▶ _Extracted information_
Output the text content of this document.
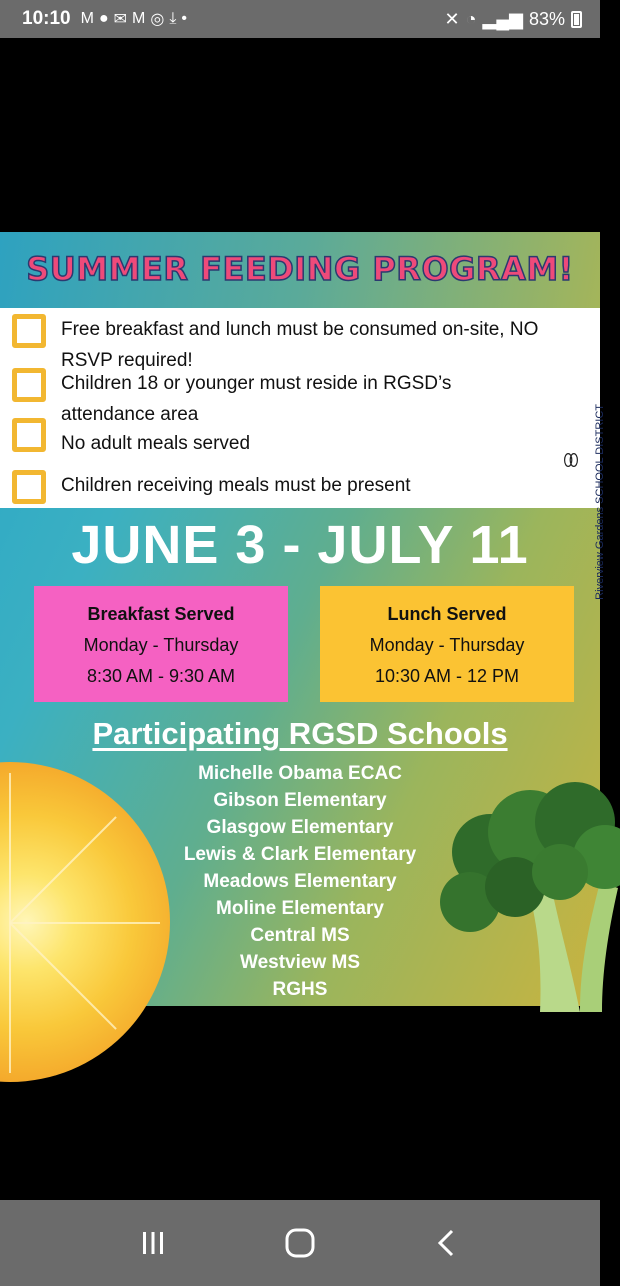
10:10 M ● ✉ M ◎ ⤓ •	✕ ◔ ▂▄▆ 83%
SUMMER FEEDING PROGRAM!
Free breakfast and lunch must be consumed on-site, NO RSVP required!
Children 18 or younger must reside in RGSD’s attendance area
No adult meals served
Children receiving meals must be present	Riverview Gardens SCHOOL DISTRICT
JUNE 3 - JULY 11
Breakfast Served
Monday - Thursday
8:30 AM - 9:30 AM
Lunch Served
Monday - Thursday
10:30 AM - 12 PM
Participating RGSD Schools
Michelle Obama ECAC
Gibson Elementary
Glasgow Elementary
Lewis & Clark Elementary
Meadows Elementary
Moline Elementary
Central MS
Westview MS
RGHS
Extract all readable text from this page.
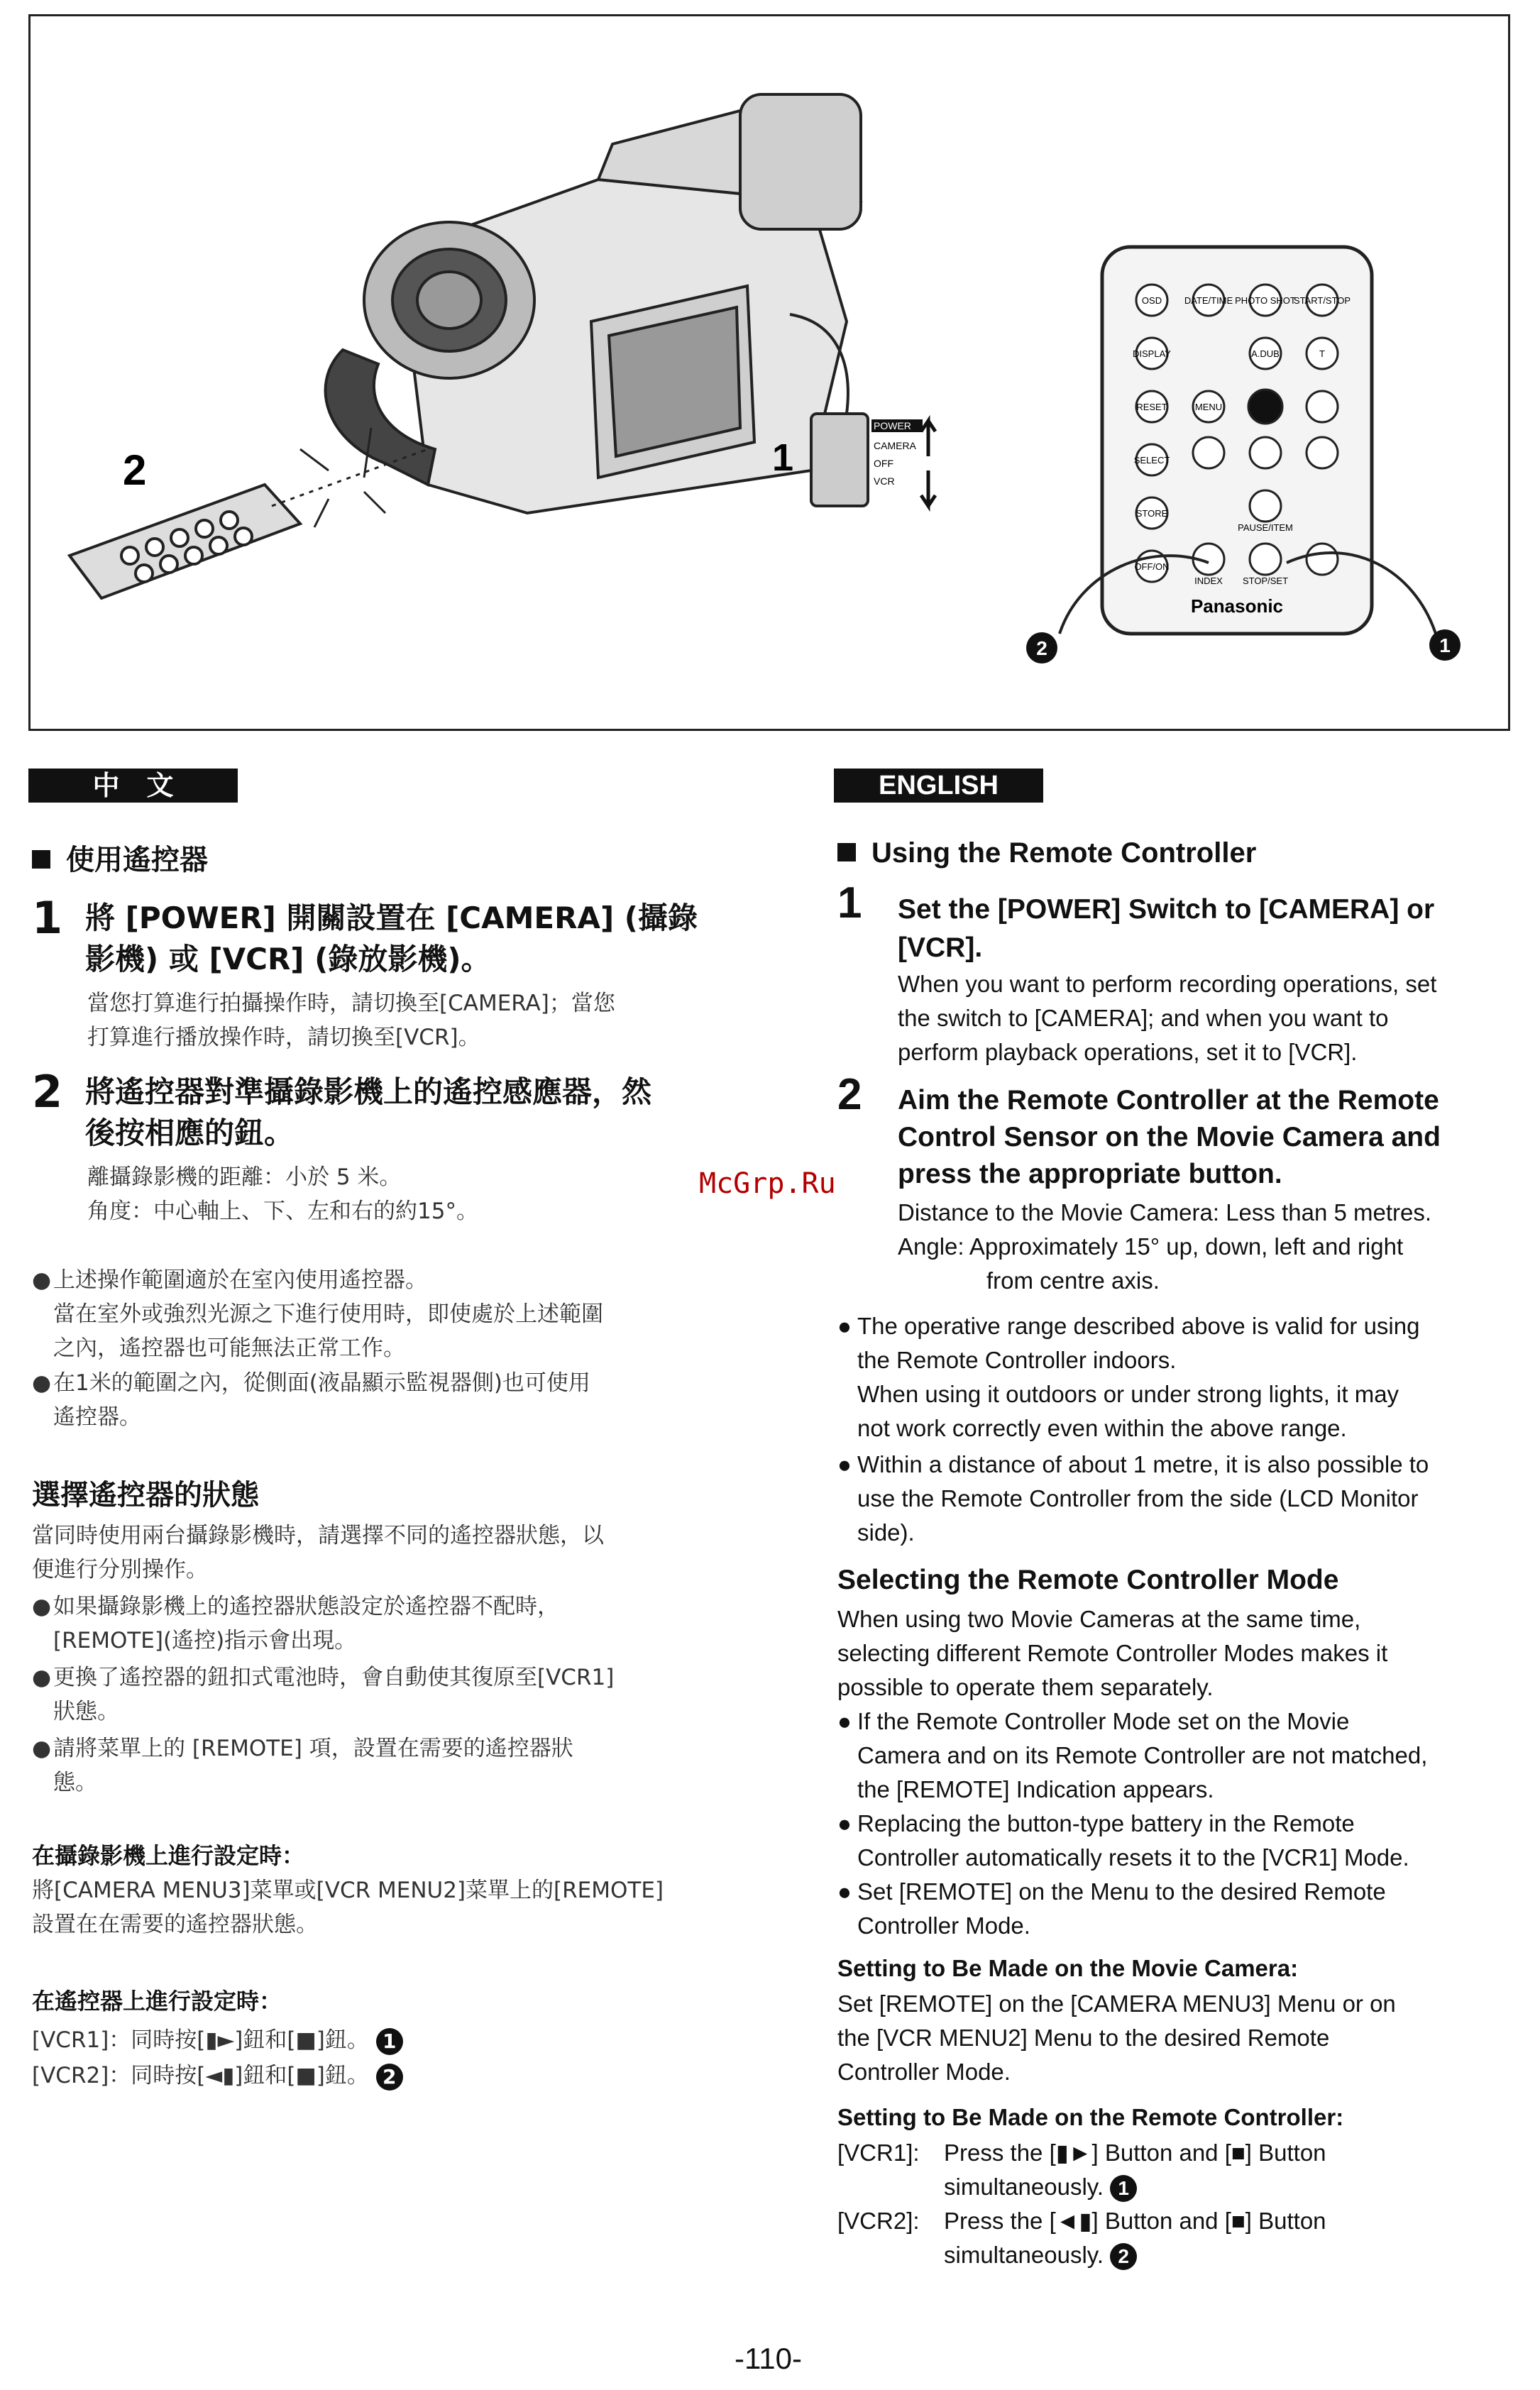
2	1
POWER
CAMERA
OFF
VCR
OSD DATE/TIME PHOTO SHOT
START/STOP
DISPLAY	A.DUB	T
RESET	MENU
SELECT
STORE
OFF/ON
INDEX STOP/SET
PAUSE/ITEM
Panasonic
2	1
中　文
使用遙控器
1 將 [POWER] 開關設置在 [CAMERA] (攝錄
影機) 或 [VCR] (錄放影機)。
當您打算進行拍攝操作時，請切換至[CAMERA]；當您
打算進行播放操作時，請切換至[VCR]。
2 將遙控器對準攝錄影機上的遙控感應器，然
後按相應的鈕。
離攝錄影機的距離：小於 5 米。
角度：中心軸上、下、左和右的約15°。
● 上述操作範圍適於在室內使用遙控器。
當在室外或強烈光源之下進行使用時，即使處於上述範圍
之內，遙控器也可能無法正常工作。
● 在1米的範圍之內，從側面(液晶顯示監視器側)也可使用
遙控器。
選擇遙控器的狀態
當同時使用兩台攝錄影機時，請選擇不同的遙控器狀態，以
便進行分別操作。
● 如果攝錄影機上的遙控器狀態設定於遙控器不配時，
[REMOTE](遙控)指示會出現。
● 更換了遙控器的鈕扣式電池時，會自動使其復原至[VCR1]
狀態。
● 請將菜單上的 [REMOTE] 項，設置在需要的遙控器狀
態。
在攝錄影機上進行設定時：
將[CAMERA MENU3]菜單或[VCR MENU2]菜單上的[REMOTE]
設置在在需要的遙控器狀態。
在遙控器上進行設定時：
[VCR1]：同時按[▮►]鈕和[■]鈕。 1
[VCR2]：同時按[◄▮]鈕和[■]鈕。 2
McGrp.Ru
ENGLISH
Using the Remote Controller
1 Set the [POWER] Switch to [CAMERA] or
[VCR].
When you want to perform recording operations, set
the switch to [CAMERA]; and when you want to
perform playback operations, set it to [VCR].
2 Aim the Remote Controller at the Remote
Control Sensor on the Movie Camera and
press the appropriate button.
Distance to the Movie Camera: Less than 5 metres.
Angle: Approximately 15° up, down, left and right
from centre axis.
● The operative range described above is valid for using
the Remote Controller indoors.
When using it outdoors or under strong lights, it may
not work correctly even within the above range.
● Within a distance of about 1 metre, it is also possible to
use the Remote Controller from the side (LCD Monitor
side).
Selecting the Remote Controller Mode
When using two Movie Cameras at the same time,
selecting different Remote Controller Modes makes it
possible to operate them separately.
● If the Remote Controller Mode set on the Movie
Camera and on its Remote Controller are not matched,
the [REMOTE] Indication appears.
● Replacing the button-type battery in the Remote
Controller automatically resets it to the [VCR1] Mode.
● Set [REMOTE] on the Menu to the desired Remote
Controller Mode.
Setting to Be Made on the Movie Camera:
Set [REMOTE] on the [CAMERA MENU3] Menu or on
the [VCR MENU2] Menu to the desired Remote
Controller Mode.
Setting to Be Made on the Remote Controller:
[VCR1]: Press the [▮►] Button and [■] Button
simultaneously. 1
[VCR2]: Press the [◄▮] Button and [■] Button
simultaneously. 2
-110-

▶ _Objective_
Reproduce the full listing above verbatim, with no pictures included.

▶ _Task output_
Output the text content of this document.
10:10 M ● ✉ M ◎ ⤓ •	✕ ◔ ▂▄▆ 83%
SUMMER FEEDING PROGRAM!
Free breakfast and lunch must be consumed on-site, NO RSVP required!
Children 18 or younger must reside in RGSD’s attendance area
No adult meals served
Children receiving meals must be present	Riverview Gardens SCHOOL DISTRICT
JUNE 3 - JULY 11
Breakfast Served
Monday - Thursday
8:30 AM - 9:30 AM
Lunch Served
Monday - Thursday
10:30 AM - 12 PM
Participating RGSD Schools
Michelle Obama ECAC
Gibson Elementary
Glasgow Elementary
Lewis & Clark Elementary
Meadows Elementary
Moline Elementary
Central MS
Westview MS
RGHS
Extract all readable text from this page.
2	1
POWER
CAMERA
OFF
VCR
OSD DATE/TIME PHOTO SHOT
START/STOP
DISPLAY	A.DUB	T
RESET	MENU
SELECT
STORE
OFF/ON
INDEX STOP/SET
PAUSE/ITEM
Panasonic
2	1
中　文
使用遙控器
1 將 [POWER] 開關設置在 [CAMERA] (攝錄
影機) 或 [VCR] (錄放影機)。
當您打算進行拍攝操作時，請切換至[CAMERA]；當您
打算進行播放操作時，請切換至[VCR]。
2 將遙控器對準攝錄影機上的遙控感應器，然
後按相應的鈕。
離攝錄影機的距離：小於 5 米。
角度：中心軸上、下、左和右的約15°。
● 上述操作範圍適於在室內使用遙控器。
當在室外或強烈光源之下進行使用時，即使處於上述範圍
之內，遙控器也可能無法正常工作。
● 在1米的範圍之內，從側面(液晶顯示監視器側)也可使用
遙控器。
選擇遙控器的狀態
當同時使用兩台攝錄影機時，請選擇不同的遙控器狀態，以
便進行分別操作。
● 如果攝錄影機上的遙控器狀態設定於遙控器不配時，
[REMOTE](遙控)指示會出現。
● 更換了遙控器的鈕扣式電池時，會自動使其復原至[VCR1]
狀態。
● 請將菜單上的 [REMOTE] 項，設置在需要的遙控器狀
態。
在攝錄影機上進行設定時：
將[CAMERA MENU3]菜單或[VCR MENU2]菜單上的[REMOTE]
設置在在需要的遙控器狀態。
在遙控器上進行設定時：
[VCR1]：同時按[▮►]鈕和[■]鈕。 1
[VCR2]：同時按[◄▮]鈕和[■]鈕。 2
McGrp.Ru
ENGLISH
Using the Remote Controller
1 Set the [POWER] Switch to [CAMERA] or
[VCR].
When you want to perform recording operations, set
the switch to [CAMERA]; and when you want to
perform playback operations, set it to [VCR].
2 Aim the Remote Controller at the Remote
Control Sensor on the Movie Camera and
press the appropriate button.
Distance to the Movie Camera: Less than 5 metres.
Angle: Approximately 15° up, down, left and right
from centre axis.
● The operative range described above is valid for using
the Remote Controller indoors.
When using it outdoors or under strong lights, it may
not work correctly even within the above range.
● Within a distance of about 1 metre, it is also possible to
use the Remote Controller from the side (LCD Monitor
side).
Selecting the Remote Controller Mode
When using two Movie Cameras at the same time,
selecting different Remote Controller Modes makes it
possible to operate them separately.
● If the Remote Controller Mode set on the Movie
Camera and on its Remote Controller are not matched,
the [REMOTE] Indication appears.
● Replacing the button-type battery in the Remote
Controller automatically resets it to the [VCR1] Mode.
● Set [REMOTE] on the Menu to the desired Remote
Controller Mode.
Setting to Be Made on the Movie Camera:
Set [REMOTE] on the [CAMERA MENU3] Menu or on
the [VCR MENU2] Menu to the desired Remote
Controller Mode.
Setting to Be Made on the Remote Controller:
[VCR1]: Press the [▮►] Button and [■] Button
simultaneously. 1
[VCR2]: Press the [◄▮] Button and [■] Button
simultaneously. 2
-110-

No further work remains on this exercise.